**Short exercise**: Identify all lines of the data containing the string "screenshot" and copy them.

**Stored entries**:

[Start]

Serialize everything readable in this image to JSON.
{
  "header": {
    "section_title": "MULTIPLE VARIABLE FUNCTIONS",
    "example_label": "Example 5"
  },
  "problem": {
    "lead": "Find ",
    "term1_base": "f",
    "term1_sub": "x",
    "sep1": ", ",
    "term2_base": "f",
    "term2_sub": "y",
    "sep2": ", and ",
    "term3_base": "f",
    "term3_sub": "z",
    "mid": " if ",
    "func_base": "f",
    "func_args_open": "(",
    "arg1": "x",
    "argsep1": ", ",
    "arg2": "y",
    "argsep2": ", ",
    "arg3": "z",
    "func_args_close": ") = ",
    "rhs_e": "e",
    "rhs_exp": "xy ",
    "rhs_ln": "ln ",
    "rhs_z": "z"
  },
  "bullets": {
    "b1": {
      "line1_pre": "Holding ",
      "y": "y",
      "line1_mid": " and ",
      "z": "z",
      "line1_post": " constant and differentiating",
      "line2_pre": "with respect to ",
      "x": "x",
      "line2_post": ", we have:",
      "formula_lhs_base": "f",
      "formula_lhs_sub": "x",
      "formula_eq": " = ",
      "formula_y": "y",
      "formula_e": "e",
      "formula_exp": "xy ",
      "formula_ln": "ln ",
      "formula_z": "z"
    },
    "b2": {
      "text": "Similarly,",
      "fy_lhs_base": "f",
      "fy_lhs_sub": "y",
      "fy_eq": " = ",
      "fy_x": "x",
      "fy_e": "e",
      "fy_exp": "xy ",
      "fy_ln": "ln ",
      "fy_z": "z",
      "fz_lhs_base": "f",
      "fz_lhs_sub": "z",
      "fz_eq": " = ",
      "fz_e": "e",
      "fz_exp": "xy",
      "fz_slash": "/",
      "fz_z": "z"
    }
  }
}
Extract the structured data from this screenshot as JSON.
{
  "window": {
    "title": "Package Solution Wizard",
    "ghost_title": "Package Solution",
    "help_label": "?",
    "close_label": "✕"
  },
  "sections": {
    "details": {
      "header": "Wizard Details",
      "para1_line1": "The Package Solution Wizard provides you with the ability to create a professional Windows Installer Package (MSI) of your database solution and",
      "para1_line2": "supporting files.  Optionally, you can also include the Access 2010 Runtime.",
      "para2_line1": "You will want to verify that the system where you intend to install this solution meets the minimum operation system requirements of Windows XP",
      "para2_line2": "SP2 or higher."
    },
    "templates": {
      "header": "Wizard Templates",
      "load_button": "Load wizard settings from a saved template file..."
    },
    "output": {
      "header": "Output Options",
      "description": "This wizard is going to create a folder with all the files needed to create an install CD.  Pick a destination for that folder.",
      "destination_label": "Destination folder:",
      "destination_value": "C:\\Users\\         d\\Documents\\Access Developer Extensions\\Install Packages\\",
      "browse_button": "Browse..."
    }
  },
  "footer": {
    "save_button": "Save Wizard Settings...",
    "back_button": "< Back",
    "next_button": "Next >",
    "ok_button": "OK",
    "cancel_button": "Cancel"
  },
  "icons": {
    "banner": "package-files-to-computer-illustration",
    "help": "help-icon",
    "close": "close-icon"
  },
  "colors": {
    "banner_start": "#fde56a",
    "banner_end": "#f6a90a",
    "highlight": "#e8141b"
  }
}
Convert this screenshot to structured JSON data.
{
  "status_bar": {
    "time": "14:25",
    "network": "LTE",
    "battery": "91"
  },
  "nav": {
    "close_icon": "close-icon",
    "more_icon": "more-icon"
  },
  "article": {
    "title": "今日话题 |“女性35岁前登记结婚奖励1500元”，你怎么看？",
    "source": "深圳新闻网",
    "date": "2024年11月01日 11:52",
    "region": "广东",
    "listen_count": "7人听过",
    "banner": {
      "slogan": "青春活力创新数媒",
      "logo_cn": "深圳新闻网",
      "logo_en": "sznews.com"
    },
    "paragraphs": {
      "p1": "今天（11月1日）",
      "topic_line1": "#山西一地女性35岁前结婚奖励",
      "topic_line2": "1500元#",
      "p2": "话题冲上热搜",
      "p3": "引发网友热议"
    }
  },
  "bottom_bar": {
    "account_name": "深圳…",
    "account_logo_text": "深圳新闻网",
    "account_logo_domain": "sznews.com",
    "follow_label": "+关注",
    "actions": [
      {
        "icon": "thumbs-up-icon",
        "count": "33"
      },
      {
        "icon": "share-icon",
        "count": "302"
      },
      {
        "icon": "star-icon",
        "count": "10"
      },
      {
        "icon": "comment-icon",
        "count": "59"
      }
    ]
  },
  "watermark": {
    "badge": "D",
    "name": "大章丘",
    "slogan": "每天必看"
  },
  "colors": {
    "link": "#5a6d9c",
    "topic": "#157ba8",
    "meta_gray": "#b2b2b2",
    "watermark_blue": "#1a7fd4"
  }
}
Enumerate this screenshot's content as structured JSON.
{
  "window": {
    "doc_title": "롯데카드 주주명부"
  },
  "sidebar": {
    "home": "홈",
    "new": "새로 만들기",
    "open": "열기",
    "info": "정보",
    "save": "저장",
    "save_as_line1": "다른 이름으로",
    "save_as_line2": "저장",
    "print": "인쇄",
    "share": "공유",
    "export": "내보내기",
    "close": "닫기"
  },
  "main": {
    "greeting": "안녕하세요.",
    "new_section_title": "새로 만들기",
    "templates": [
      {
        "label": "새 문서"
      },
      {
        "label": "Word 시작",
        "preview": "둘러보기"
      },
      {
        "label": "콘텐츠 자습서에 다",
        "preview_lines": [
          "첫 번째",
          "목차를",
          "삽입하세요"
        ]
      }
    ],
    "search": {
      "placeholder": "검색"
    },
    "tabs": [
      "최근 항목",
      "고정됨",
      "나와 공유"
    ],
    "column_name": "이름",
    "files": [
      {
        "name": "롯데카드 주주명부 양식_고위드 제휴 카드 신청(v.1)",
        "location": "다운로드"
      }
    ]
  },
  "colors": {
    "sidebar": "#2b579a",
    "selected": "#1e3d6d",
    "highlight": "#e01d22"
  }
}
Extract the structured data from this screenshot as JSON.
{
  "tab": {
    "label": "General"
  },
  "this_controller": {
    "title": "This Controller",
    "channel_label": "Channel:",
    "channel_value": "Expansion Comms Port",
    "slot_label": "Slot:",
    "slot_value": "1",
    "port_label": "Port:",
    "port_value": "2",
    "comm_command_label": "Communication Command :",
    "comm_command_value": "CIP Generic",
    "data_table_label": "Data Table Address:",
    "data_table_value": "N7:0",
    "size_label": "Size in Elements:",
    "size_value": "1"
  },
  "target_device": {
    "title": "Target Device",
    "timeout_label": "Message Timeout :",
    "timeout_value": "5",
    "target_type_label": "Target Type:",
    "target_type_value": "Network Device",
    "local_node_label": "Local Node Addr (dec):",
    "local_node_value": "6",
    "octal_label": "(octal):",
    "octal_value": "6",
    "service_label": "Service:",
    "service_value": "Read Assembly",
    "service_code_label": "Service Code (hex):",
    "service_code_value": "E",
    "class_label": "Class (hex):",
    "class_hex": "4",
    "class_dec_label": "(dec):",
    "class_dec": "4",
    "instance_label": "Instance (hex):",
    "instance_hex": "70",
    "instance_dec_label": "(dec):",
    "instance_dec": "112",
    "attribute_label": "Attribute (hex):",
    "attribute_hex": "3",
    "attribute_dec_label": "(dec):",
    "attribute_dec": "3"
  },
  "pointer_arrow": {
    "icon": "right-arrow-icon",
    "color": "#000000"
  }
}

[End]

**Solution to this problem**:
Extract the structured data from this screenshot as JSON.
Convert this screenshot to structured JSON data.
Enumerate this screenshot's content as structured JSON.
Extract the structured data from this screenshot as JSON.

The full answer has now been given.